§ Passage shown
******************************

God’s People, Do Not Choose the Wrong Career – Part 1
This is a 3-part message that will provide some deep insights to every young man and young woman pondering their career path, and may even bring a new perspective to people who are already well-established in a profession or business. Here is Part 1.
There is a saying in my native language Malayalam, stated when a person wants to send his milch cow to spend some time with a stud bull so it could conceive. He says, ‘I want to send her among the crowd’. Probably the saying originated from the fact that the cow is released among a herd of horny bulls waiting to pounce on any of their female kind straying into their midst.
Many parents, who have not yet received understanding of God’s laws relating to human morality, are unwittingly doing this to their daughters – sending them among ‘the crowd’. Of course, not with the same intention as the owner of the milch cow, but often with the same consequences at the end – pregnancy, or at least, pounced upon.
I am starting with the glamor industry because that’s where many young people, deprived of a firm Christian foundation, desire to enter, but on realizing they don’t have the opportunity to pursue this dream career settle for some other profession. But their initial career fantasies continue to have a firm place in their hearts as is evidenced by their keen interest in the lives of the celebrities in this industry.

******************************

§ Given problem
Print the passage on choosing a career word for word, from "God’s People, Do" up to and including "into their midst.".

******************************

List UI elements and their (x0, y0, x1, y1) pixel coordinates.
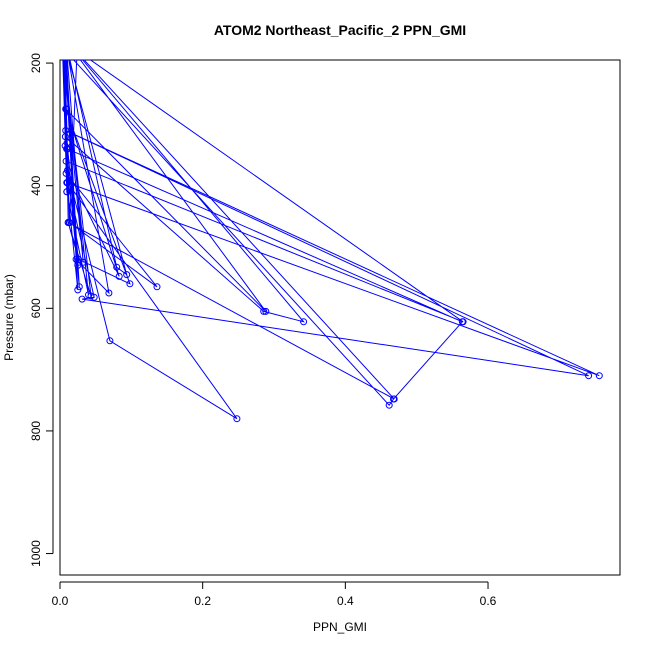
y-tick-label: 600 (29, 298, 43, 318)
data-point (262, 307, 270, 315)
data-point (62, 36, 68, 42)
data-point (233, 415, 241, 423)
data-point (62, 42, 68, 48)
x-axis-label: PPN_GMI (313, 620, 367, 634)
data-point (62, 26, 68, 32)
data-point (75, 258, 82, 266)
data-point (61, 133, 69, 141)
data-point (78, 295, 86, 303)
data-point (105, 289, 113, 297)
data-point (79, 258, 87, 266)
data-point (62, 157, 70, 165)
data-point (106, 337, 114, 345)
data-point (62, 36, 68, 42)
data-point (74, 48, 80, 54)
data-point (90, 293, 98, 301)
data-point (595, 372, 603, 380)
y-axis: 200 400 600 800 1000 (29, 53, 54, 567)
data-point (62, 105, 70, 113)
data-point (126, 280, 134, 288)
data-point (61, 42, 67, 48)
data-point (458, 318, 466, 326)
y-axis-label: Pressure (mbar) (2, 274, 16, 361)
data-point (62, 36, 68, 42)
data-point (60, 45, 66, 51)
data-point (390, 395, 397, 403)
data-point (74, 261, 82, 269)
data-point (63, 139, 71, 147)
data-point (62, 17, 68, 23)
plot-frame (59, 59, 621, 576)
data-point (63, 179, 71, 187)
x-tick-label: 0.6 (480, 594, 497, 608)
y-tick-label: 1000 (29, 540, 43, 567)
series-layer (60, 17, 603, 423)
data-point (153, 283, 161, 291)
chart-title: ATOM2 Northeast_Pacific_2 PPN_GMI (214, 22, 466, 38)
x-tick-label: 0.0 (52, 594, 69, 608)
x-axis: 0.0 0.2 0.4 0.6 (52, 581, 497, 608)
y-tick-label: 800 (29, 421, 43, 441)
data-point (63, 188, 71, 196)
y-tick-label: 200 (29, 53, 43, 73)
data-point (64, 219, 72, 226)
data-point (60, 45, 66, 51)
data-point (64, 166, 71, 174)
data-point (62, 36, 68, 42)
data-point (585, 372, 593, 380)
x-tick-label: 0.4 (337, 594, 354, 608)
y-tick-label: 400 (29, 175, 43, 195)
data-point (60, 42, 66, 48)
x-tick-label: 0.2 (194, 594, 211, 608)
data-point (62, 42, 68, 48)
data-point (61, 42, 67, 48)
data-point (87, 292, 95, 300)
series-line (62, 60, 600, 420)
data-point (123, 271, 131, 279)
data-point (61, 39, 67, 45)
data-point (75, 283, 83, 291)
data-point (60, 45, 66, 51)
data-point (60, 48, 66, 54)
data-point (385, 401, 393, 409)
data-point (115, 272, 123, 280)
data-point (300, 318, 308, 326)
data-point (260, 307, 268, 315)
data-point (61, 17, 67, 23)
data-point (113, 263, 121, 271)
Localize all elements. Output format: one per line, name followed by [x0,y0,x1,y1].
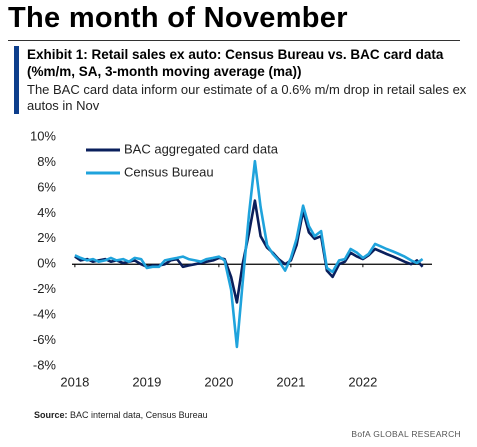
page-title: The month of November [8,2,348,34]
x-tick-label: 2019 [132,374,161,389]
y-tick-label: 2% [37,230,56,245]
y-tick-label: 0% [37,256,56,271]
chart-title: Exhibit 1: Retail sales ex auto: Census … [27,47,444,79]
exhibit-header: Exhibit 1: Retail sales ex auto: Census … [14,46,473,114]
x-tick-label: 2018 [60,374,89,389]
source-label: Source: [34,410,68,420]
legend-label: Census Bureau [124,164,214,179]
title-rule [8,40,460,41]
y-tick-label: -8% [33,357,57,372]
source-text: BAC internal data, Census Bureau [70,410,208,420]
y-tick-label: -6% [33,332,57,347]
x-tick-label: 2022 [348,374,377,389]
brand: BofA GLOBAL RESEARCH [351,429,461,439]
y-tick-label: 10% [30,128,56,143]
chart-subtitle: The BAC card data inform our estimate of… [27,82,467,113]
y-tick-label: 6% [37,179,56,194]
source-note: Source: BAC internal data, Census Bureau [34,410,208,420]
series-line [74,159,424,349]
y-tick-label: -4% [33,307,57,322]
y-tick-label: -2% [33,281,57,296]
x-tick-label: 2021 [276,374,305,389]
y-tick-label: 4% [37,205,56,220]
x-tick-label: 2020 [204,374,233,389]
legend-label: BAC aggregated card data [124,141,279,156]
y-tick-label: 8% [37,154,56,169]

******************************

§ Solution for this task
God’s People, Do Not Choose the Wrong Career – Part 1
This is a 3-part message that will provide some deep insights to every young man and young woman pondering their career path, and may even bring a new perspective to people who are already well-established in a profession or business. Here is Part 1.
There is a saying in my native language Malayalam, stated when a person wants to send his milch cow to spend some time with a stud bull so it could conceive. He says, ‘I want to send her among the crowd’. Probably the saying originated from the fact that the cow is released among a herd of horny bulls waiting to pounce on any of their female kind straying into their midst.